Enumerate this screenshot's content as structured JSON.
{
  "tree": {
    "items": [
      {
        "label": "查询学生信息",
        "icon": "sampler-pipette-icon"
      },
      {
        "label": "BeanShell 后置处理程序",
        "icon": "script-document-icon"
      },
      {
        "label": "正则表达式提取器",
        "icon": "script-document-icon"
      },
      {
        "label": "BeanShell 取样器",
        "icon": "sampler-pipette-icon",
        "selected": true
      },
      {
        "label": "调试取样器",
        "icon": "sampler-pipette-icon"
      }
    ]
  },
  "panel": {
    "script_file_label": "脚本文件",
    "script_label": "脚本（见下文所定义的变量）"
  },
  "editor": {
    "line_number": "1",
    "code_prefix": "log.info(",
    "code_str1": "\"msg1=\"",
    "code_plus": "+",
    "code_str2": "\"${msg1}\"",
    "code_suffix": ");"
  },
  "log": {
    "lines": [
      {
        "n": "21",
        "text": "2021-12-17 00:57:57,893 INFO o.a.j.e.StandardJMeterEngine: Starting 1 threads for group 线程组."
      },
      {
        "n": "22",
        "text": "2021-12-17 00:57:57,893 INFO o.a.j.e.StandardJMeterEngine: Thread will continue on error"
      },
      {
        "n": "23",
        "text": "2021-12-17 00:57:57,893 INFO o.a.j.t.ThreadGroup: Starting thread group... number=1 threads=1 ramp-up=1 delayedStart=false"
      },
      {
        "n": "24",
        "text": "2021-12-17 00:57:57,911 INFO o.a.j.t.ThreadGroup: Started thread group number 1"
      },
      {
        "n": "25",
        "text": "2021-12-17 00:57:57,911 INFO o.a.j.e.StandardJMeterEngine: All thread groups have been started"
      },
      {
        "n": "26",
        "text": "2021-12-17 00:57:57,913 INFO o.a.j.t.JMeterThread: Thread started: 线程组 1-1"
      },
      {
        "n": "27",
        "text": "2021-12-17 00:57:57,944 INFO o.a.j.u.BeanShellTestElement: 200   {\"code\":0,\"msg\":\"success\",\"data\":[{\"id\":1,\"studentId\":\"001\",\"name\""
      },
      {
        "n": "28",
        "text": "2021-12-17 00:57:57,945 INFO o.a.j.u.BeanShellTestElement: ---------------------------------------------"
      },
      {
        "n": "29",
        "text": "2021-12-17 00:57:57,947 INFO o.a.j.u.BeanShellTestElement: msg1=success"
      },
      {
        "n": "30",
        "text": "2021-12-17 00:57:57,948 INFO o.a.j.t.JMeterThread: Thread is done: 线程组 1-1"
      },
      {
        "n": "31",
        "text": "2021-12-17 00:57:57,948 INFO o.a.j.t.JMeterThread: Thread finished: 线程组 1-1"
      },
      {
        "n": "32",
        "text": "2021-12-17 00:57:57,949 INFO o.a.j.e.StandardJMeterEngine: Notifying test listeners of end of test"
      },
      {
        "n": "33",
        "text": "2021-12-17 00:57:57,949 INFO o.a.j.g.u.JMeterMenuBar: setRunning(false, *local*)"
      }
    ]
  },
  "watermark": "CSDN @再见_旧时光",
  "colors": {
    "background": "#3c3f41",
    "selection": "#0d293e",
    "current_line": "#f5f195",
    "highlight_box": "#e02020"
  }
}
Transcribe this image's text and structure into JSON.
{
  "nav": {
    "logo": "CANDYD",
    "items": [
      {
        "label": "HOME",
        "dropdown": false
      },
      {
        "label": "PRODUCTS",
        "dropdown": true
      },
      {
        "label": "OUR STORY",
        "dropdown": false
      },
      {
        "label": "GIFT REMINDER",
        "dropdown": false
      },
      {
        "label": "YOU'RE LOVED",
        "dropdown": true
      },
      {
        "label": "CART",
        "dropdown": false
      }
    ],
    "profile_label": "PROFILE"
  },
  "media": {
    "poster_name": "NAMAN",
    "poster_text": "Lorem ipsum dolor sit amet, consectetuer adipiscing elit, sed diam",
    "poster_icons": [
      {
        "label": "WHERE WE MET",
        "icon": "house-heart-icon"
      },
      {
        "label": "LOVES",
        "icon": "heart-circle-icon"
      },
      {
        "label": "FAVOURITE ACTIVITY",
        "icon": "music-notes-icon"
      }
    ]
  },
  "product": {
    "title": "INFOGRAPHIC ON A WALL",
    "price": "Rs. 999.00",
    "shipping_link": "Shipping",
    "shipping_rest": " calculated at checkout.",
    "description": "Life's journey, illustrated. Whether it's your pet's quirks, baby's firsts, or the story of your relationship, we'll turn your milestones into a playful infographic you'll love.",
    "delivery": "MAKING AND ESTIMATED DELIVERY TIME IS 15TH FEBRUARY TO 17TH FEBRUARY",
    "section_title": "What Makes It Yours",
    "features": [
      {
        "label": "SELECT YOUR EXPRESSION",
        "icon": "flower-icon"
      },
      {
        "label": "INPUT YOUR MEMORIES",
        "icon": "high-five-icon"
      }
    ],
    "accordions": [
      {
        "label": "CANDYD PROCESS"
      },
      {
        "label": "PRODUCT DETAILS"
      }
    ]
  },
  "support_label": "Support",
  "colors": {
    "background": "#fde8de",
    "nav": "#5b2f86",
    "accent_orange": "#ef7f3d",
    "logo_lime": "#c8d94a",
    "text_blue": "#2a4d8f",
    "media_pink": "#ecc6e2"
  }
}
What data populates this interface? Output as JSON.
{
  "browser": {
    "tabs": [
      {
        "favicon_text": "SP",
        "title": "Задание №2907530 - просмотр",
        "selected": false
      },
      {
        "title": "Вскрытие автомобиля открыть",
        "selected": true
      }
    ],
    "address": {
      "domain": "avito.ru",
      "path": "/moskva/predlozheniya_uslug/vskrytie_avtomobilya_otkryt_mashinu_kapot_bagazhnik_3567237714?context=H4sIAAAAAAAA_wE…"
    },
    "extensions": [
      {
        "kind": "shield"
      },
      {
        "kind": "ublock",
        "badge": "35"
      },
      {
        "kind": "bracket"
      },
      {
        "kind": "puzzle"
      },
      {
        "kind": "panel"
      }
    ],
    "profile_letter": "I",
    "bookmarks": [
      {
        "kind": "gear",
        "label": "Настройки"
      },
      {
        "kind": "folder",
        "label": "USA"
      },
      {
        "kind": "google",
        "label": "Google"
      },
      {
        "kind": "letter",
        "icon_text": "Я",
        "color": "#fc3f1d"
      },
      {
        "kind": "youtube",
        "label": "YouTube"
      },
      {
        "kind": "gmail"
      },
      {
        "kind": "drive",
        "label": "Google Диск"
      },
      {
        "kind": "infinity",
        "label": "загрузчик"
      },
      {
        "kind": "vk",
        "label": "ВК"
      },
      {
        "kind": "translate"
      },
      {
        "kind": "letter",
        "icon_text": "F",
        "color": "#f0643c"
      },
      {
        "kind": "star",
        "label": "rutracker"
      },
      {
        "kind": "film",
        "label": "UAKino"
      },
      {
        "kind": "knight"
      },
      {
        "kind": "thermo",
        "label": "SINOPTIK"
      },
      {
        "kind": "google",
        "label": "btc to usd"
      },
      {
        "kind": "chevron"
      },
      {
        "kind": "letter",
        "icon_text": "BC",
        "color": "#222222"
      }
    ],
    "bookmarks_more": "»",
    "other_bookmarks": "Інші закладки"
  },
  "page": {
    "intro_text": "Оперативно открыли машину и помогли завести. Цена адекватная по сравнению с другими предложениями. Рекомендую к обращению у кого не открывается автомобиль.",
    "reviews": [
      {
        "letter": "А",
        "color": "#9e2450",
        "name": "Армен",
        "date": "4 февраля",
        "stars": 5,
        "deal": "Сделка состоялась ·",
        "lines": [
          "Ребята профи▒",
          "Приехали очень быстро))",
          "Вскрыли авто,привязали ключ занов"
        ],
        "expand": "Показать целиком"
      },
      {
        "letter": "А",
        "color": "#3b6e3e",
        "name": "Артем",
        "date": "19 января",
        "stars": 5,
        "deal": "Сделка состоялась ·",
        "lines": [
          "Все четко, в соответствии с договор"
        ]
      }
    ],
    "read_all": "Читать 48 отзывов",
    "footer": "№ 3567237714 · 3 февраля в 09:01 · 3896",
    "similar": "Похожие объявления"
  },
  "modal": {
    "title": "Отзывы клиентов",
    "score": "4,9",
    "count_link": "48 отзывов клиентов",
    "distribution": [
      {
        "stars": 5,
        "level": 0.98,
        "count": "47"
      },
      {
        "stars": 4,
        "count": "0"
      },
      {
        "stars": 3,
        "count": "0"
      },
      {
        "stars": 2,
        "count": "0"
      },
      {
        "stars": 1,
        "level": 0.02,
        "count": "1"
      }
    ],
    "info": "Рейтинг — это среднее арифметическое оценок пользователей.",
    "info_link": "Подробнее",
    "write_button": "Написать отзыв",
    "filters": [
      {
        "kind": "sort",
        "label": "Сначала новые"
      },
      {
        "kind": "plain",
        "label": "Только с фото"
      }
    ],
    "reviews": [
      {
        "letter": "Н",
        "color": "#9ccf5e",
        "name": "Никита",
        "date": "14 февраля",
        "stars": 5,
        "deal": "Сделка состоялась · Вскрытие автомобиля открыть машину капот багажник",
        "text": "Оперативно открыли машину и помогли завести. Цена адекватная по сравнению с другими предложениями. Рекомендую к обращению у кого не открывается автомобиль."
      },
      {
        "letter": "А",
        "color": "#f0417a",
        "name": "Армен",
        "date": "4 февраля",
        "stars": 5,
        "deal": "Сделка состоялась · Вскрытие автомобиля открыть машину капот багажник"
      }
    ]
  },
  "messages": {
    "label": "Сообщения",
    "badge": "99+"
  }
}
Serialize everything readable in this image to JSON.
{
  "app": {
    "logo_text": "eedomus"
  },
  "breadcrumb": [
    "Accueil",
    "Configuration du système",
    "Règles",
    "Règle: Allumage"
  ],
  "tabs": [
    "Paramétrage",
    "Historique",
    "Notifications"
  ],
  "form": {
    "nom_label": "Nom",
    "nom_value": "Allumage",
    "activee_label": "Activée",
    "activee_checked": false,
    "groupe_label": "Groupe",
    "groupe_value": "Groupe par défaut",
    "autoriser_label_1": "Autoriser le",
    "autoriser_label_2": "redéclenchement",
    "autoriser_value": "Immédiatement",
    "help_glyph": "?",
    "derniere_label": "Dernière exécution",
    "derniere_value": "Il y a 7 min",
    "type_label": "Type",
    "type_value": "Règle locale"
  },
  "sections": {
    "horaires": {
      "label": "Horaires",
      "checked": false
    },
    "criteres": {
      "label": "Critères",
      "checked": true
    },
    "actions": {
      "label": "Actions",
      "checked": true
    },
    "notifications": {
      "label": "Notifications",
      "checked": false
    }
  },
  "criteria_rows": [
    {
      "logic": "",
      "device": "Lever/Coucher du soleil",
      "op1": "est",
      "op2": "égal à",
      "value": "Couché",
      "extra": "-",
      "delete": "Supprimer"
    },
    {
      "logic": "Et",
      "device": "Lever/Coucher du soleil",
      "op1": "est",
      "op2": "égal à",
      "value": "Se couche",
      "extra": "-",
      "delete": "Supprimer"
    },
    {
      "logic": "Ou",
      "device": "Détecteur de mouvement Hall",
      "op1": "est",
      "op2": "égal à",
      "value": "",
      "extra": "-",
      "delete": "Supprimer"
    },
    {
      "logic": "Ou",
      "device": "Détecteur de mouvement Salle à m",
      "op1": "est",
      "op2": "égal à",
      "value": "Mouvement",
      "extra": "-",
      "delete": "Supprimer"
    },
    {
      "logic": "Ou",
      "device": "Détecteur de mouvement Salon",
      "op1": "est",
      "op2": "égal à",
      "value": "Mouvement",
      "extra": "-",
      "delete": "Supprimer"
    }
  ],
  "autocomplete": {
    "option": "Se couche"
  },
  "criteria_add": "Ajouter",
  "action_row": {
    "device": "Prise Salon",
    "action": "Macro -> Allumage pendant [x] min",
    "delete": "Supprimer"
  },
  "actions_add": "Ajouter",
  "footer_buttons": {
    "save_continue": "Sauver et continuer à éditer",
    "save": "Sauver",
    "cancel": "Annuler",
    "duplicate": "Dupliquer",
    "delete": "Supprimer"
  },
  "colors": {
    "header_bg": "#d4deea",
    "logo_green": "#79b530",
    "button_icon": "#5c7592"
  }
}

TASK DESCRIPTION:
Locate each line with the word "клиентов" and copy it.

TASK OUTPUT:
    "title": "Отзывы клиентов",
    "count_link": "48 отзывов клиентов",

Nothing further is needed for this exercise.